— Task description —
Select, from the data, each line where "Connect" occurs.
─── Dataset excerpts ───
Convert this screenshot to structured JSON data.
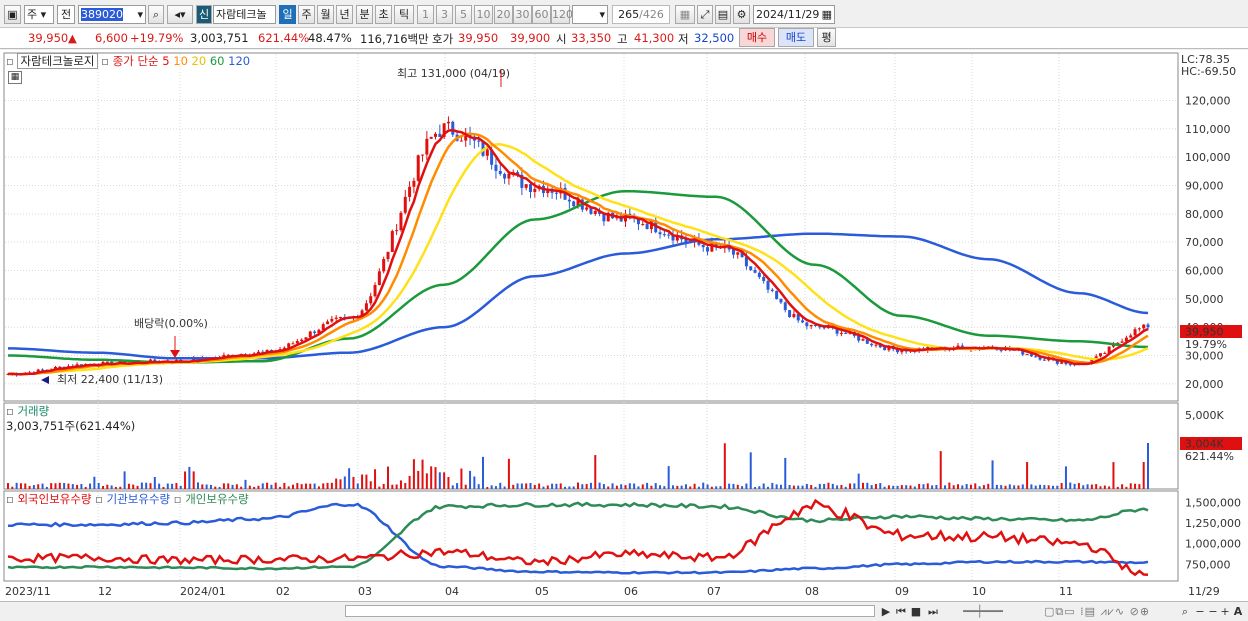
{
  "toolbar": {
    "market": "주",
    "prev": "전",
    "code": "389020",
    "badge": "신",
    "name": "자람테크놀",
    "periods": [
      "일",
      "주",
      "월",
      "년",
      "분",
      "초",
      "틱"
    ],
    "active_period": "일",
    "intervals": [
      "1",
      "3",
      "5",
      "10",
      "20",
      "30",
      "60",
      "120"
    ],
    "count": "265",
    "total": "/426",
    "date": "2024/11/29"
  },
  "quote": {
    "price": "39,950",
    "change": "6,600",
    "change_pct": "+19.79%",
    "volume": "3,003,751",
    "volume_ratio": "621.44%",
    "turnover_pct": "48.47%",
    "amount": "116,716백만",
    "ask_label": "호가",
    "ask": "39,950",
    "bid": "39,900",
    "open_label": "시",
    "open": "33,350",
    "high_label": "고",
    "high": "41,300",
    "low_label": "저",
    "low": "32,500",
    "buy_label": "매수",
    "sell_label": "매도",
    "eval_label": "평"
  },
  "legend": {
    "stock_name": "자람테크놀로지",
    "ma_label": "종가 단순",
    "ma_periods": [
      "5",
      "10",
      "20",
      "60",
      "120"
    ],
    "ma_colors": [
      "#e01010",
      "#ff8c00",
      "#ffe11a",
      "#1a9a3a",
      "#2a5bd8"
    ]
  },
  "price_panel": {
    "lc": "LC:78.35",
    "hc": "HC:-69.50",
    "high_note": "최고 131,000 (04/19)",
    "low_note": "최저 22,400 (11/13)",
    "dividend_note": "배당락(0.00%)",
    "current_price": "39,950",
    "current_pct": "19.79%",
    "y_ticks": [
      "120,000",
      "110,000",
      "100,000",
      "90,000",
      "80,000",
      "70,000",
      "60,000",
      "50,000",
      "40,000",
      "30,000",
      "20,000"
    ]
  },
  "volume_panel": {
    "title": "거래량",
    "value": "3,003,751주(621.44%)",
    "y_tick": "5,000K",
    "current": "3,004K",
    "current_pct": "621.44%"
  },
  "holding_panel": {
    "labels": [
      "외국인보유수량",
      "기관보유수량",
      "개인보유수량"
    ],
    "colors": [
      "#e01010",
      "#2a5bd8",
      "#2e8b57"
    ],
    "y_ticks": [
      "1,500,000",
      "1,250,000",
      "1,000,000",
      "750,000"
    ]
  },
  "x_axis": [
    "2023/11",
    "12",
    "2024/01",
    "02",
    "03",
    "04",
    "05",
    "06",
    "07",
    "08",
    "09",
    "10",
    "11",
    "11/29"
  ],
  "chart_data": {
    "type": "line",
    "x": [
      "2023/11",
      "12",
      "2024/01",
      "02",
      "03",
      "04",
      "05",
      "06",
      "07",
      "08",
      "09",
      "10",
      "11",
      "11/29"
    ],
    "series": [
      {
        "name": "종가",
        "values": [
          23500,
          27000,
          28000,
          31000,
          43000,
          110000,
          90000,
          78000,
          68000,
          40000,
          32000,
          33000,
          27000,
          39950
        ]
      },
      {
        "name": "60",
        "values": [
          30000,
          28500,
          27500,
          28000,
          36000,
          55000,
          78000,
          88000,
          86000,
          62000,
          44000,
          37000,
          35000,
          33000
        ]
      },
      {
        "name": "120",
        "values": [
          32500,
          31000,
          29000,
          29000,
          31000,
          40000,
          58000,
          66000,
          71000,
          73000,
          72000,
          64000,
          52000,
          45000
        ]
      },
      {
        "name": "외국인보유수량",
        "values": [
          820000,
          830000,
          800000,
          810000,
          820000,
          900000,
          780000,
          870000,
          830000,
          1450000,
          1100000,
          1080000,
          1000000,
          620000
        ]
      },
      {
        "name": "기관보유수량",
        "values": [
          1230000,
          1230000,
          1250000,
          1300000,
          1480000,
          720000,
          660000,
          650000,
          650000,
          700000,
          750000,
          780000,
          780000,
          770000
        ]
      },
      {
        "name": "개인보유수량",
        "values": [
          710000,
          720000,
          710000,
          700000,
          720000,
          1450000,
          1470000,
          1470000,
          1450000,
          1280000,
          1330000,
          1300000,
          1280000,
          1420000
        ]
      }
    ],
    "ylim": [
      15000,
      135000
    ]
  }
}
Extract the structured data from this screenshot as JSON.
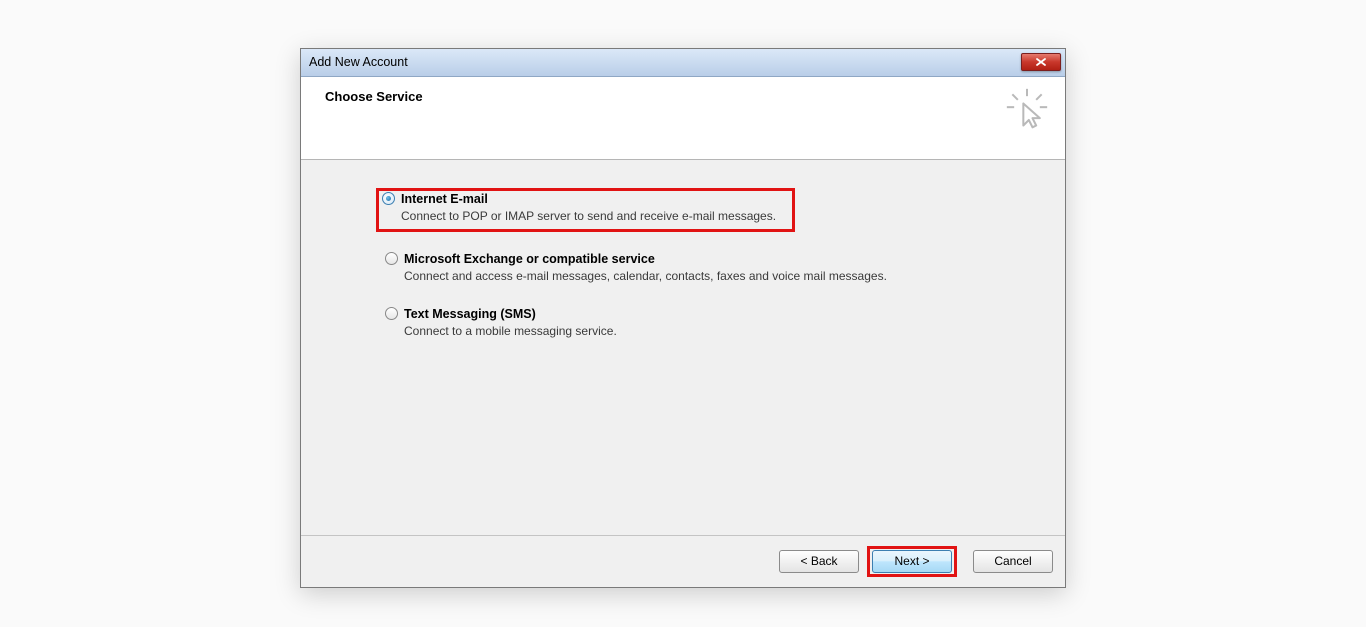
{
  "window": {
    "title": "Add New Account"
  },
  "header": {
    "heading": "Choose Service"
  },
  "options": {
    "0": {
      "label": "Internet E-mail",
      "desc": "Connect to POP or IMAP server to send and receive e-mail messages."
    },
    "1": {
      "label": "Microsoft Exchange or compatible service",
      "desc": "Connect and access e-mail messages, calendar, contacts, faxes and voice mail messages."
    },
    "2": {
      "label": "Text Messaging (SMS)",
      "desc": "Connect to a mobile messaging service."
    }
  },
  "buttons": {
    "back": "< Back",
    "next": "Next >",
    "cancel": "Cancel"
  }
}
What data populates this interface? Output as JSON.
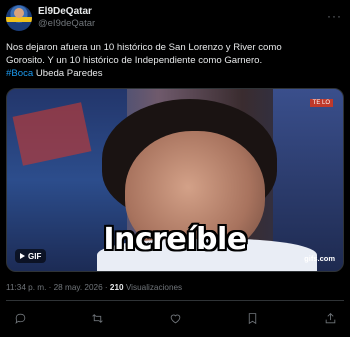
{
  "author": {
    "display_name": "El9DeQatar",
    "handle": "@eI9deQatar"
  },
  "more_icon": "ellipsis-icon",
  "tweet": {
    "line1": "Nos dejaron afuera un 10 histórico de San Lorenzo y River como",
    "line2": "Gorosito. Y un 10 histórico de Independiente como Garnero.",
    "hashtag": "#Boca",
    "line3_rest": " Ubeda Paredes"
  },
  "media": {
    "caption": "Increíble",
    "badge": "GIF",
    "source": "gifs.com",
    "tv_logo": "TE LO"
  },
  "meta": {
    "time_date": "11:34 p. m. · 28 may. 2026 · ",
    "views": "210",
    "views_label": " Visualizaciones"
  },
  "actions": [
    "reply-icon",
    "retweet-icon",
    "like-icon",
    "bookmark-icon",
    "share-icon"
  ]
}
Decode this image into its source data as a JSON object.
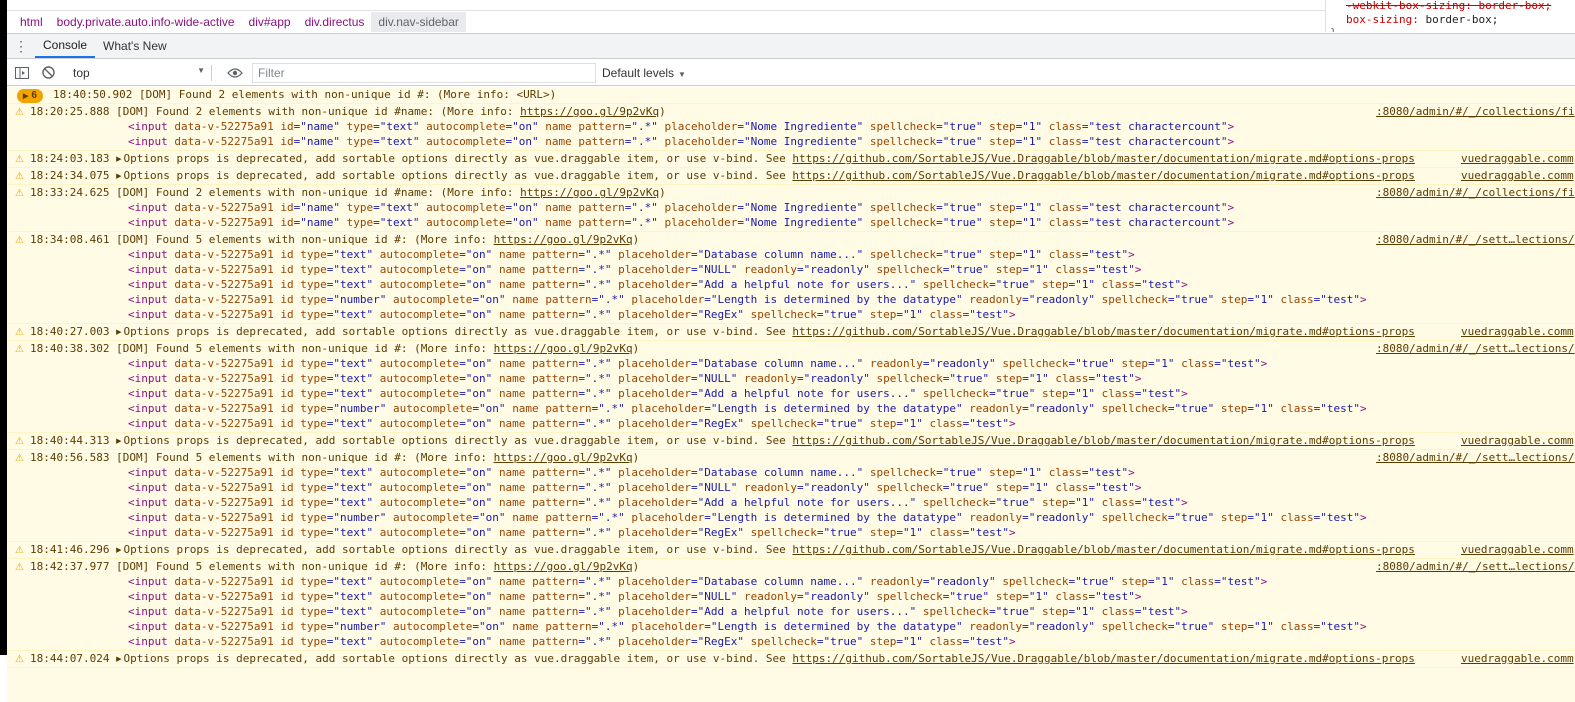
{
  "breadcrumbs": [
    "html",
    "body.private.auto.info-wide-active",
    "div#app",
    "div.directus",
    "div.nav-sidebar"
  ],
  "styles_peek": {
    "line1": "-webkit-box-sizing: border-box;",
    "line2_prop": "box-sizing",
    "line2_val": "border-box;",
    "line3": "}"
  },
  "drawer": {
    "tabs": [
      "Console",
      "What's New"
    ]
  },
  "toolbar": {
    "context": "top",
    "filter_placeholder": "Filter",
    "levels": "Default levels"
  },
  "console": {
    "badge_count": "6",
    "rows": [
      {
        "kind": "badge",
        "time": "18:40:50.902",
        "text": "[DOM] Found 2 elements with non-unique id #: (More info: <URL>)"
      },
      {
        "kind": "dom",
        "time": "18:20:25.888",
        "text": "[DOM] Found 2 elements with non-unique id #name: (More info: ",
        "link": "https://goo.gl/9p2vKq",
        "tail": ")",
        "src": ":8080/admin/#/_/collections/fi",
        "lines": [
          "<input data-v-52275a91 id=\"name\" type=\"text\" autocomplete=\"on\" name pattern=\".*\" placeholder=\"Nome Ingrediente\" spellcheck=\"true\" step=\"1\" class=\"test charactercount\">",
          "<input data-v-52275a91 id=\"name\" type=\"text\" autocomplete=\"on\" name pattern=\".*\" placeholder=\"Nome Ingrediente\" spellcheck=\"true\" step=\"1\" class=\"test charactercount\">"
        ]
      },
      {
        "kind": "vd",
        "time": "18:24:03.183",
        "text": "Options props is deprecated, add sortable options directly as vue.draggable item, or use v-bind. See ",
        "link": "https://github.com/SortableJS/Vue.Draggable/blob/master/documentation/migrate.md#options-props",
        "src": "vuedraggable.comm"
      },
      {
        "kind": "vd",
        "time": "18:24:34.075",
        "text": "Options props is deprecated, add sortable options directly as vue.draggable item, or use v-bind. See ",
        "link": "https://github.com/SortableJS/Vue.Draggable/blob/master/documentation/migrate.md#options-props",
        "src": "vuedraggable.comm"
      },
      {
        "kind": "dom",
        "time": "18:33:24.625",
        "text": "[DOM] Found 2 elements with non-unique id #name: (More info: ",
        "link": "https://goo.gl/9p2vKq",
        "tail": ")",
        "src": ":8080/admin/#/_/collections/fi",
        "lines": [
          "<input data-v-52275a91 id=\"name\" type=\"text\" autocomplete=\"on\" name pattern=\".*\" placeholder=\"Nome Ingrediente\" spellcheck=\"true\" step=\"1\" class=\"test charactercount\">",
          "<input data-v-52275a91 id=\"name\" type=\"text\" autocomplete=\"on\" name pattern=\".*\" placeholder=\"Nome Ingrediente\" spellcheck=\"true\" step=\"1\" class=\"test charactercount\">"
        ]
      },
      {
        "kind": "dom",
        "time": "18:34:08.461",
        "text": "[DOM] Found 5 elements with non-unique id #: (More info: ",
        "link": "https://goo.gl/9p2vKq",
        "tail": ")",
        "src": ":8080/admin/#/_/sett…lections/",
        "lines": [
          "<input data-v-52275a91 id type=\"text\" autocomplete=\"on\" name pattern=\".*\" placeholder=\"Database column name...\" spellcheck=\"true\" step=\"1\" class=\"test\">",
          "<input data-v-52275a91 id type=\"text\" autocomplete=\"on\" name pattern=\".*\" placeholder=\"NULL\" readonly=\"readonly\" spellcheck=\"true\" step=\"1\" class=\"test\">",
          "<input data-v-52275a91 id type=\"text\" autocomplete=\"on\" name pattern=\".*\" placeholder=\"Add a helpful note for users...\" spellcheck=\"true\" step=\"1\" class=\"test\">",
          "<input data-v-52275a91 id type=\"number\" autocomplete=\"on\" name pattern=\".*\" placeholder=\"Length is determined by the datatype\" readonly=\"readonly\" spellcheck=\"true\" step=\"1\" class=\"test\">",
          "<input data-v-52275a91 id type=\"text\" autocomplete=\"on\" name pattern=\".*\" placeholder=\"RegEx\" spellcheck=\"true\" step=\"1\" class=\"test\">"
        ]
      },
      {
        "kind": "vd",
        "time": "18:40:27.003",
        "text": "Options props is deprecated, add sortable options directly as vue.draggable item, or use v-bind. See ",
        "link": "https://github.com/SortableJS/Vue.Draggable/blob/master/documentation/migrate.md#options-props",
        "src": "vuedraggable.comm"
      },
      {
        "kind": "dom",
        "time": "18:40:38.302",
        "text": "[DOM] Found 5 elements with non-unique id #: (More info: ",
        "link": "https://goo.gl/9p2vKq",
        "tail": ")",
        "src": ":8080/admin/#/_/sett…lections/",
        "lines": [
          "<input data-v-52275a91 id type=\"text\" autocomplete=\"on\" name pattern=\".*\" placeholder=\"Database column name...\" readonly=\"readonly\" spellcheck=\"true\" step=\"1\" class=\"test\">",
          "<input data-v-52275a91 id type=\"text\" autocomplete=\"on\" name pattern=\".*\" placeholder=\"NULL\" readonly=\"readonly\" spellcheck=\"true\" step=\"1\" class=\"test\">",
          "<input data-v-52275a91 id type=\"text\" autocomplete=\"on\" name pattern=\".*\" placeholder=\"Add a helpful note for users...\" spellcheck=\"true\" step=\"1\" class=\"test\">",
          "<input data-v-52275a91 id type=\"number\" autocomplete=\"on\" name pattern=\".*\" placeholder=\"Length is determined by the datatype\" readonly=\"readonly\" spellcheck=\"true\" step=\"1\" class=\"test\">",
          "<input data-v-52275a91 id type=\"text\" autocomplete=\"on\" name pattern=\".*\" placeholder=\"RegEx\" spellcheck=\"true\" step=\"1\" class=\"test\">"
        ]
      },
      {
        "kind": "vd",
        "time": "18:40:44.313",
        "text": "Options props is deprecated, add sortable options directly as vue.draggable item, or use v-bind. See ",
        "link": "https://github.com/SortableJS/Vue.Draggable/blob/master/documentation/migrate.md#options-props",
        "src": "vuedraggable.comm"
      },
      {
        "kind": "dom",
        "time": "18:40:56.583",
        "text": "[DOM] Found 5 elements with non-unique id #: (More info: ",
        "link": "https://goo.gl/9p2vKq",
        "tail": ")",
        "src": ":8080/admin/#/_/sett…lections/",
        "lines": [
          "<input data-v-52275a91 id type=\"text\" autocomplete=\"on\" name pattern=\".*\" placeholder=\"Database column name...\" spellcheck=\"true\" step=\"1\" class=\"test\">",
          "<input data-v-52275a91 id type=\"text\" autocomplete=\"on\" name pattern=\".*\" placeholder=\"NULL\" readonly=\"readonly\" spellcheck=\"true\" step=\"1\" class=\"test\">",
          "<input data-v-52275a91 id type=\"text\" autocomplete=\"on\" name pattern=\".*\" placeholder=\"Add a helpful note for users...\" spellcheck=\"true\" step=\"1\" class=\"test\">",
          "<input data-v-52275a91 id type=\"number\" autocomplete=\"on\" name pattern=\".*\" placeholder=\"Length is determined by the datatype\" readonly=\"readonly\" spellcheck=\"true\" step=\"1\" class=\"test\">",
          "<input data-v-52275a91 id type=\"text\" autocomplete=\"on\" name pattern=\".*\" placeholder=\"RegEx\" spellcheck=\"true\" step=\"1\" class=\"test\">"
        ]
      },
      {
        "kind": "vd",
        "time": "18:41:46.296",
        "text": "Options props is deprecated, add sortable options directly as vue.draggable item, or use v-bind. See ",
        "link": "https://github.com/SortableJS/Vue.Draggable/blob/master/documentation/migrate.md#options-props",
        "src": "vuedraggable.comm"
      },
      {
        "kind": "dom",
        "time": "18:42:37.977",
        "text": "[DOM] Found 5 elements with non-unique id #: (More info: ",
        "link": "https://goo.gl/9p2vKq",
        "tail": ")",
        "src": ":8080/admin/#/_/sett…lections/",
        "lines": [
          "<input data-v-52275a91 id type=\"text\" autocomplete=\"on\" name pattern=\".*\" placeholder=\"Database column name...\" readonly=\"readonly\" spellcheck=\"true\" step=\"1\" class=\"test\">",
          "<input data-v-52275a91 id type=\"text\" autocomplete=\"on\" name pattern=\".*\" placeholder=\"NULL\" readonly=\"readonly\" spellcheck=\"true\" step=\"1\" class=\"test\">",
          "<input data-v-52275a91 id type=\"text\" autocomplete=\"on\" name pattern=\".*\" placeholder=\"Add a helpful note for users...\" spellcheck=\"true\" step=\"1\" class=\"test\">",
          "<input data-v-52275a91 id type=\"number\" autocomplete=\"on\" name pattern=\".*\" placeholder=\"Length is determined by the datatype\" readonly=\"readonly\" spellcheck=\"true\" step=\"1\" class=\"test\">",
          "<input data-v-52275a91 id type=\"text\" autocomplete=\"on\" name pattern=\".*\" placeholder=\"RegEx\" spellcheck=\"true\" step=\"1\" class=\"test\">"
        ]
      },
      {
        "kind": "vd",
        "time": "18:44:07.024",
        "text": "Options props is deprecated, add sortable options directly as vue.draggable item, or use v-bind. See ",
        "link": "https://github.com/SortableJS/Vue.Draggable/blob/master/documentation/migrate.md#options-props",
        "src": "vuedraggable.comm"
      }
    ]
  },
  "colors": {
    "warning_bg": "#fffbe5",
    "warning_text": "#5c3c00",
    "warning_icon": "#e8a600",
    "tab_accent": "#1a73e8"
  }
}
───
— Output for this task —
      "desc": "Connect to POP or IMAP server to send and receive e-mail messages."
      "desc": "Connect and access e-mail messages, calendar, contacts, faxes and voice mail messages."
      "desc": "Connect to a mobile messaging service."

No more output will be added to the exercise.